The records should be written out in full, with nothing altered.

-- start of Extracted information --

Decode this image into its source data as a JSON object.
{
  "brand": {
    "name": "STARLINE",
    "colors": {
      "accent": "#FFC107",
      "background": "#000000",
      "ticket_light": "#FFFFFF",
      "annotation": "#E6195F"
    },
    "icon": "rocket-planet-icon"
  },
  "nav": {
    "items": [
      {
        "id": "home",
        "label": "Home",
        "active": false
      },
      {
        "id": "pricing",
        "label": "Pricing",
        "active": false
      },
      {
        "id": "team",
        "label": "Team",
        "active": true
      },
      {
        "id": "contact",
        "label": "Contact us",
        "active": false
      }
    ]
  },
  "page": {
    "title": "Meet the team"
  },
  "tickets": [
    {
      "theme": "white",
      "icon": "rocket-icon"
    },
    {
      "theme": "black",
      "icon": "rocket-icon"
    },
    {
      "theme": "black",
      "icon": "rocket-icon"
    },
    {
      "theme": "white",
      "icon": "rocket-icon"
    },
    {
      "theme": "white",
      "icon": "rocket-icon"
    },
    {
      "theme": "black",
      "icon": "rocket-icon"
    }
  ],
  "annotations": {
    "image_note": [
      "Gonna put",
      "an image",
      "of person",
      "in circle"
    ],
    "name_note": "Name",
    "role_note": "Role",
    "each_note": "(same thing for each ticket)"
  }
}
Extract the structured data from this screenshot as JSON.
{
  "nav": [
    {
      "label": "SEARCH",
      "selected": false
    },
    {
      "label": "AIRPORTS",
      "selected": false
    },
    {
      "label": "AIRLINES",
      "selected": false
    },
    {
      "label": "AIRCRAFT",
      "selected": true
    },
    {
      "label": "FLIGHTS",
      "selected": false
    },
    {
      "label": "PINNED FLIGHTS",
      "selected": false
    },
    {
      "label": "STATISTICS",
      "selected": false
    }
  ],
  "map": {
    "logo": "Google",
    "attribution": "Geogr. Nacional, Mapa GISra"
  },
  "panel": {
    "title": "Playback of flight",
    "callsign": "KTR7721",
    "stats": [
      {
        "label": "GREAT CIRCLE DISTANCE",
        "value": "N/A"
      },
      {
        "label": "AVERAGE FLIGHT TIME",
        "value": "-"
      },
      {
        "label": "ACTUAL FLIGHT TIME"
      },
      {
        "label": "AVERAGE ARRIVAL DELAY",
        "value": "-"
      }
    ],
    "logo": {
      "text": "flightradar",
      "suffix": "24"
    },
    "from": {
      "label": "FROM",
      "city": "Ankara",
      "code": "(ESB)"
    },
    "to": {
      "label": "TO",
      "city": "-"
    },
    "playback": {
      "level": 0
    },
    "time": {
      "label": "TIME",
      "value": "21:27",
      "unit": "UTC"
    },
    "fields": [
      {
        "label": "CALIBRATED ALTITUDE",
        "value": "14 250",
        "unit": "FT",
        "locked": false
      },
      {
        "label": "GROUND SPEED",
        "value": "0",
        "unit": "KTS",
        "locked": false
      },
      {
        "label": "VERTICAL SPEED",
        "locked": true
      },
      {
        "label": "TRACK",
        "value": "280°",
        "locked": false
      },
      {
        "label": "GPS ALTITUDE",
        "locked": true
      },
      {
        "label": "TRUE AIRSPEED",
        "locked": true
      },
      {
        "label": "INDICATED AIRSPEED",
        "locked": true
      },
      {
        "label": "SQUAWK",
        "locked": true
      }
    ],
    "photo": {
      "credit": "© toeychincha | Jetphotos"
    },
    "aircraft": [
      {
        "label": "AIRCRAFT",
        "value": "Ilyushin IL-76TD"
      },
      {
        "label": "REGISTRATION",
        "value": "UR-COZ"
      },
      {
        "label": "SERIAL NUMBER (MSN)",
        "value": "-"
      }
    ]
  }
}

-- end of Extracted information --

Exercise solution:
Decode this image into its source data as a JSON object.
{
  "brand": {
    "name": "STARLINE",
    "colors": {
      "accent": "#FFC107",
      "background": "#000000",
      "ticket_light": "#FFFFFF",
      "annotation": "#E6195F"
    },
    "icon": "rocket-planet-icon"
  },
  "nav": {
    "items": [
      {
        "id": "home",
        "label": "Home",
        "active": false
      },
      {
        "id": "pricing",
        "label": "Pricing",
        "active": false
      },
      {
        "id": "team",
        "label": "Team",
        "active": true
      },
      {
        "id": "contact",
        "label": "Contact us",
        "active": false
      }
    ]
  },
  "page": {
    "title": "Meet the team"
  },
  "tickets": [
    {
      "theme": "white",
      "icon": "rocket-icon"
    },
    {
      "theme": "black",
      "icon": "rocket-icon"
    },
    {
      "theme": "black",
      "icon": "rocket-icon"
    },
    {
      "theme": "white",
      "icon": "rocket-icon"
    },
    {
      "theme": "white",
      "icon": "rocket-icon"
    },
    {
      "theme": "black",
      "icon": "rocket-icon"
    }
  ],
  "annotations": {
    "image_note": [
      "Gonna put",
      "an image",
      "of person",
      "in circle"
    ],
    "name_note": "Name",
    "role_note": "Role",
    "each_note": "(same thing for each ticket)"
  }
}
Extract the structured data from this screenshot as JSON.
{
  "nav": [
    {
      "label": "SEARCH",
      "selected": false
    },
    {
      "label": "AIRPORTS",
      "selected": false
    },
    {
      "label": "AIRLINES",
      "selected": false
    },
    {
      "label": "AIRCRAFT",
      "selected": true
    },
    {
      "label": "FLIGHTS",
      "selected": false
    },
    {
      "label": "PINNED FLIGHTS",
      "selected": false
    },
    {
      "label": "STATISTICS",
      "selected": false
    }
  ],
  "map": {
    "logo": "Google",
    "attribution": "Geogr. Nacional, Mapa GISra"
  },
  "panel": {
    "title": "Playback of flight",
    "callsign": "KTR7721",
    "stats": [
      {
        "label": "GREAT CIRCLE DISTANCE",
        "value": "N/A"
      },
      {
        "label": "AVERAGE FLIGHT TIME",
        "value": "-"
      },
      {
        "label": "ACTUAL FLIGHT TIME"
      },
      {
        "label": "AVERAGE ARRIVAL DELAY",
        "value": "-"
      }
    ],
    "logo": {
      "text": "flightradar",
      "suffix": "24"
    },
    "from": {
      "label": "FROM",
      "city": "Ankara",
      "code": "(ESB)"
    },
    "to": {
      "label": "TO",
      "city": "-"
    },
    "playback": {
      "level": 0
    },
    "time": {
      "label": "TIME",
      "value": "21:27",
      "unit": "UTC"
    },
    "fields": [
      {
        "label": "CALIBRATED ALTITUDE",
        "value": "14 250",
        "unit": "FT",
        "locked": false
      },
      {
        "label": "GROUND SPEED",
        "value": "0",
        "unit": "KTS",
        "locked": false
      },
      {
        "label": "VERTICAL SPEED",
        "locked": true
      },
      {
        "label": "TRACK",
        "value": "280°",
        "locked": false
      },
      {
        "label": "GPS ALTITUDE",
        "locked": true
      },
      {
        "label": "TRUE AIRSPEED",
        "locked": true
      },
      {
        "label": "INDICATED AIRSPEED",
        "locked": true
      },
      {
        "label": "SQUAWK",
        "locked": true
      }
    ],
    "photo": {
      "credit": "© toeychincha | Jetphotos"
    },
    "aircraft": [
      {
        "label": "AIRCRAFT",
        "value": "Ilyushin IL-76TD"
      },
      {
        "label": "REGISTRATION",
        "value": "UR-COZ"
      },
      {
        "label": "SERIAL NUMBER (MSN)",
        "value": "-"
      }
    ]
  }
}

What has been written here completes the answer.